Transcribe the entries that follow exactly as they appear, minus pictures.

> Saved entries:
□ □ □ □ □ □ □
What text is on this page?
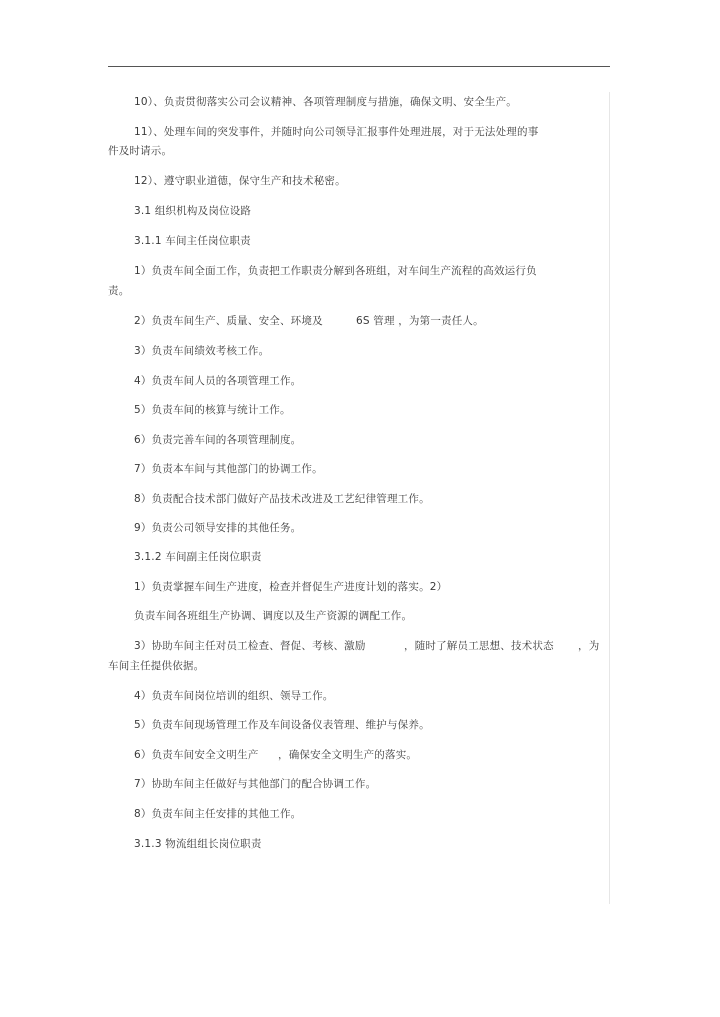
10）、负责贯彻落实公司会议精神、各项管理制度与措施，确保文明、安全生产。
11）、处理车间的突发事件，并随时向公司领导汇报事件处理进展，对于无法处理的事
件及时请示。
12）、遵守职业道德，保守生产和技术秘密。
3.1 组织机构及岗位设路
3.1.1 车间主任岗位职责
1）负责车间全面工作，负责把工作职责分解到各班组，对车间生产流程的高效运行负
责。
2）负责车间生产、质量、安全、环境及	6S 管理 ，为第一责任人。
3）负责车间绩效考核工作。
4）负责车间人员的各项管理工作。
5）负责车间的核算与统计工作。
6）负责完善车间的各项管理制度。
7）负责本车间与其他部门的协调工作。
8）负责配合技术部门做好产品技术改进及工艺纪律管理工作。
9）负责公司领导安排的其他任务。
3.1.2 车间副主任岗位职责
1）负责掌握车间生产进度，检查并督促生产进度计划的落实。2）
负责车间各班组生产协调、调度以及生产资源的调配工作。
3）协助车间主任对员工检查、督促、考核、激励	，随时了解员工思想、技术状态 ，为
车间主任提供依据。
4）负责车间岗位培训的组织、领导工作。
5）负责车间现场管理工作及车间设备仪表管理、维护与保养。
6）负责车间安全文明生产 ，确保安全文明生产的落实。
7）协助车间主任做好与其他部门的配合协调工作。
8）负责车间主任安排的其他工作。
3.1.3 物流组组长岗位职责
□ □ □ □ □ □ □
> SOLUTION TO THE PROBLEM:
What text is on this page?
10）、负责贯彻落实公司会议精神、各项管理制度与措施，确保文明、安全生产。
11）、处理车间的突发事件，并随时向公司领导汇报事件处理进展，对于无法处理的事
件及时请示。
12）、遵守职业道德，保守生产和技术秘密。
3.1 组织机构及岗位设路
3.1.1 车间主任岗位职责
1）负责车间全面工作，负责把工作职责分解到各班组，对车间生产流程的高效运行负
责。
2）负责车间生产、质量、安全、环境及	6S 管理 ，为第一责任人。
3）负责车间绩效考核工作。
4）负责车间人员的各项管理工作。
5）负责车间的核算与统计工作。
6）负责完善车间的各项管理制度。
7）负责本车间与其他部门的协调工作。
8）负责配合技术部门做好产品技术改进及工艺纪律管理工作。
9）负责公司领导安排的其他任务。
3.1.2 车间副主任岗位职责
1）负责掌握车间生产进度，检查并督促生产进度计划的落实。2）
负责车间各班组生产协调、调度以及生产资源的调配工作。
3）协助车间主任对员工检查、督促、考核、激励	，随时了解员工思想、技术状态 ，为
车间主任提供依据。
4）负责车间岗位培训的组织、领导工作。
5）负责车间现场管理工作及车间设备仪表管理、维护与保养。
6）负责车间安全文明生产 ，确保安全文明生产的落实。
7）协助车间主任做好与其他部门的配合协调工作。
8）负责车间主任安排的其他工作。
3.1.3 物流组组长岗位职责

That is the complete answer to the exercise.